- _WHAT THE TASK REQUIRES_:
Each line of the listing must be transcribed exactly, except for the images, which should be excluded.

- _SUPPLIED MATERIAL_:

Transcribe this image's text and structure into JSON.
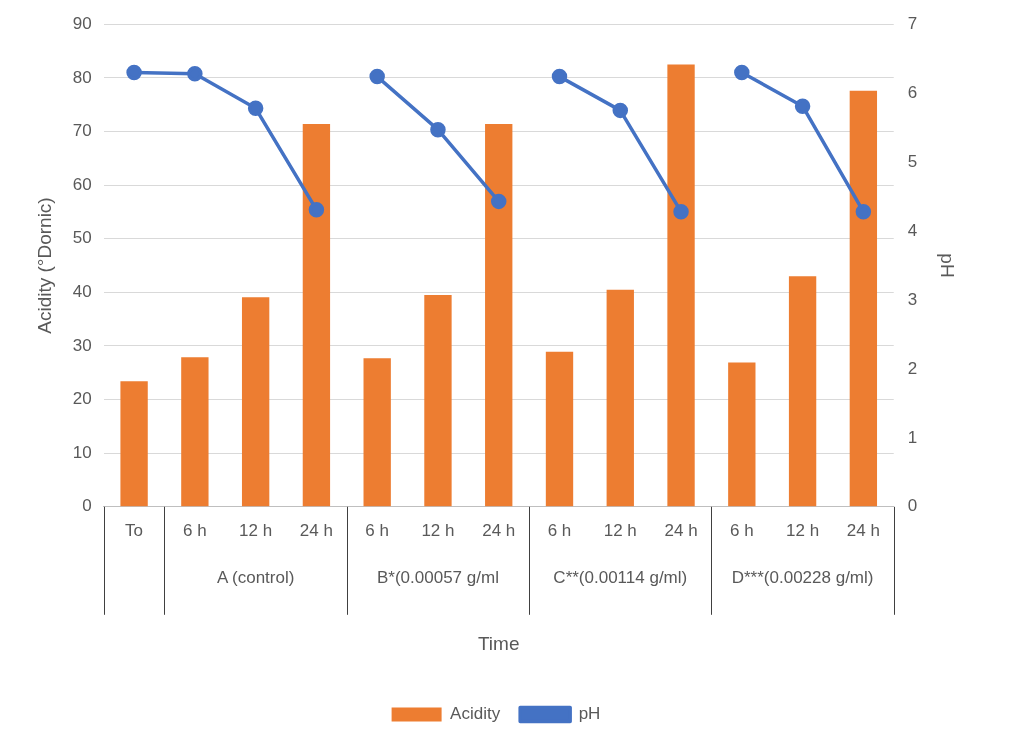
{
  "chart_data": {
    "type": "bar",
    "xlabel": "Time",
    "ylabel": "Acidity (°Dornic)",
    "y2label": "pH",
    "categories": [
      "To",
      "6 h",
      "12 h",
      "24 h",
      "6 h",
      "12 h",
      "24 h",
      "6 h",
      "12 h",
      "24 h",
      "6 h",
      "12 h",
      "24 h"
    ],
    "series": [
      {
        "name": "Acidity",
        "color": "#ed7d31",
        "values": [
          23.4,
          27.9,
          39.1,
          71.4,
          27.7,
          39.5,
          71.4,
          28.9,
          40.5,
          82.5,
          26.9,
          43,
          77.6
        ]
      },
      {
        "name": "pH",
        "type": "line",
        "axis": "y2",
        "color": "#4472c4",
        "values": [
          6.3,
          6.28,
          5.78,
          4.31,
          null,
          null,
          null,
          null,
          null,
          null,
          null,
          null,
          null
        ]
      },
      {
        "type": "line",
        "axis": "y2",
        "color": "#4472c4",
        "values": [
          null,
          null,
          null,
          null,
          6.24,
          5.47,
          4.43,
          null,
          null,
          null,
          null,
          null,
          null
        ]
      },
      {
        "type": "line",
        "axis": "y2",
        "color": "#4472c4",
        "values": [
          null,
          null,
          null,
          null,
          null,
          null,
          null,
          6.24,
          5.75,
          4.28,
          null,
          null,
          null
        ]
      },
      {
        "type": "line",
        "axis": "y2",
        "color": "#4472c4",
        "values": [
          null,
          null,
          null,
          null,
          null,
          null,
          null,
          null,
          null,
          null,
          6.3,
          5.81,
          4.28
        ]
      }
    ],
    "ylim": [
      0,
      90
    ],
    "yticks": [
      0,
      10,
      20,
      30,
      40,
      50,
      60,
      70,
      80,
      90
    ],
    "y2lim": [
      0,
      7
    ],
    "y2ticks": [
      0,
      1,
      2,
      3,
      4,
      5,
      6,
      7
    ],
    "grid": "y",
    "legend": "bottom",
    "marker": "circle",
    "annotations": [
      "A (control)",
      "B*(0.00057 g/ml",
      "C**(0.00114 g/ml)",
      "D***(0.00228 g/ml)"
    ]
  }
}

- _TASK ANSWER_:
Transcribe this image's text and structure into JSON.
{
  "chart_data": {
    "type": "bar",
    "xlabel": "Time",
    "ylabel": "Acidity (°Dornic)",
    "y2label": "pH",
    "categories": [
      "To",
      "6 h",
      "12 h",
      "24 h",
      "6 h",
      "12 h",
      "24 h",
      "6 h",
      "12 h",
      "24 h",
      "6 h",
      "12 h",
      "24 h"
    ],
    "series": [
      {
        "name": "Acidity",
        "color": "#ed7d31",
        "values": [
          23.4,
          27.9,
          39.1,
          71.4,
          27.7,
          39.5,
          71.4,
          28.9,
          40.5,
          82.5,
          26.9,
          43,
          77.6
        ]
      },
      {
        "name": "pH",
        "type": "line",
        "axis": "y2",
        "color": "#4472c4",
        "values": [
          6.3,
          6.28,
          5.78,
          4.31,
          null,
          null,
          null,
          null,
          null,
          null,
          null,
          null,
          null
        ]
      },
      {
        "type": "line",
        "axis": "y2",
        "color": "#4472c4",
        "values": [
          null,
          null,
          null,
          null,
          6.24,
          5.47,
          4.43,
          null,
          null,
          null,
          null,
          null,
          null
        ]
      },
      {
        "type": "line",
        "axis": "y2",
        "color": "#4472c4",
        "values": [
          null,
          null,
          null,
          null,
          null,
          null,
          null,
          6.24,
          5.75,
          4.28,
          null,
          null,
          null
        ]
      },
      {
        "type": "line",
        "axis": "y2",
        "color": "#4472c4",
        "values": [
          null,
          null,
          null,
          null,
          null,
          null,
          null,
          null,
          null,
          null,
          6.3,
          5.81,
          4.28
        ]
      }
    ],
    "ylim": [
      0,
      90
    ],
    "yticks": [
      0,
      10,
      20,
      30,
      40,
      50,
      60,
      70,
      80,
      90
    ],
    "y2lim": [
      0,
      7
    ],
    "y2ticks": [
      0,
      1,
      2,
      3,
      4,
      5,
      6,
      7
    ],
    "grid": "y",
    "legend": "bottom",
    "marker": "circle",
    "annotations": [
      "A (control)",
      "B*(0.00057 g/ml",
      "C**(0.00114 g/ml)",
      "D***(0.00228 g/ml)"
    ]
  }
}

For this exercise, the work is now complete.